Annotations of page elements
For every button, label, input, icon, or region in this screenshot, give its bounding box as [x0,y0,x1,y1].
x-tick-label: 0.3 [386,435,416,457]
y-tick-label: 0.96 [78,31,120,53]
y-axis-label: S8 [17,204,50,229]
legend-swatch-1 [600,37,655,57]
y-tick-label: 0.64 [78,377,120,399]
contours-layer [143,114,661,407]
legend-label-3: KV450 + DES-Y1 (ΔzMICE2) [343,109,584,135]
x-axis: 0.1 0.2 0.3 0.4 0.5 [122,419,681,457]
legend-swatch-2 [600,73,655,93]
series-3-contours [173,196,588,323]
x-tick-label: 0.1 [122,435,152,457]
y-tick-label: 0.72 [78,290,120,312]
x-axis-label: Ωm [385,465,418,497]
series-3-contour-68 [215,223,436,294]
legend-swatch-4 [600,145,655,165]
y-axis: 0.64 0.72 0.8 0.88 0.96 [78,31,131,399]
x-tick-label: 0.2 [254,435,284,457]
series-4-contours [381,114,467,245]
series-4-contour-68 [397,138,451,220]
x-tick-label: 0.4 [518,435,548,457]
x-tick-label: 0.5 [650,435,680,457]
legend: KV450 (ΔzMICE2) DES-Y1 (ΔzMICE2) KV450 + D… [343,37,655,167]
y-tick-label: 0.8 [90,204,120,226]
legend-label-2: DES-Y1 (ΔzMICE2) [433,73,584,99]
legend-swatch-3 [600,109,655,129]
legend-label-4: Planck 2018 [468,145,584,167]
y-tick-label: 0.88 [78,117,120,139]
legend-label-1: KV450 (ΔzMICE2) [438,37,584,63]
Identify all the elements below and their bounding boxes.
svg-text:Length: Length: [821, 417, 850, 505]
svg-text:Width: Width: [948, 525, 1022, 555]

◆ DIRECTION ◆
Reproduce the records word for word, starting from their first line and continuing through the line that contains "x-tick-label: 0.5 [650,435,680,457]", including that line.

◆ EXERCISE RESPONSE ◆
For every button, label, input, icon, or region in this screenshot, give its bounding box as [x0,y0,x1,y1].
x-tick-label: 0.3 [386,435,416,457]
y-tick-label: 0.96 [78,31,120,53]
y-axis-label: S8 [17,204,50,229]
legend-swatch-1 [600,37,655,57]
y-tick-label: 0.64 [78,377,120,399]
contours-layer [143,114,661,407]
legend-label-3: KV450 + DES-Y1 (ΔzMICE2) [343,109,584,135]
x-axis: 0.1 0.2 0.3 0.4 0.5 [122,419,681,457]
legend-swatch-2 [600,73,655,93]
series-3-contours [173,196,588,323]
x-tick-label: 0.1 [122,435,152,457]
y-tick-label: 0.72 [78,290,120,312]
x-axis-label: Ωm [385,465,418,497]
series-3-contour-68 [215,223,436,294]
legend-swatch-4 [600,145,655,165]
y-axis: 0.64 0.72 0.8 0.88 0.96 [78,31,131,399]
x-tick-label: 0.2 [254,435,284,457]
series-4-contours [381,114,467,245]
series-4-contour-68 [397,138,451,220]
x-tick-label: 0.4 [518,435,548,457]
x-tick-label: 0.5 [650,435,680,457]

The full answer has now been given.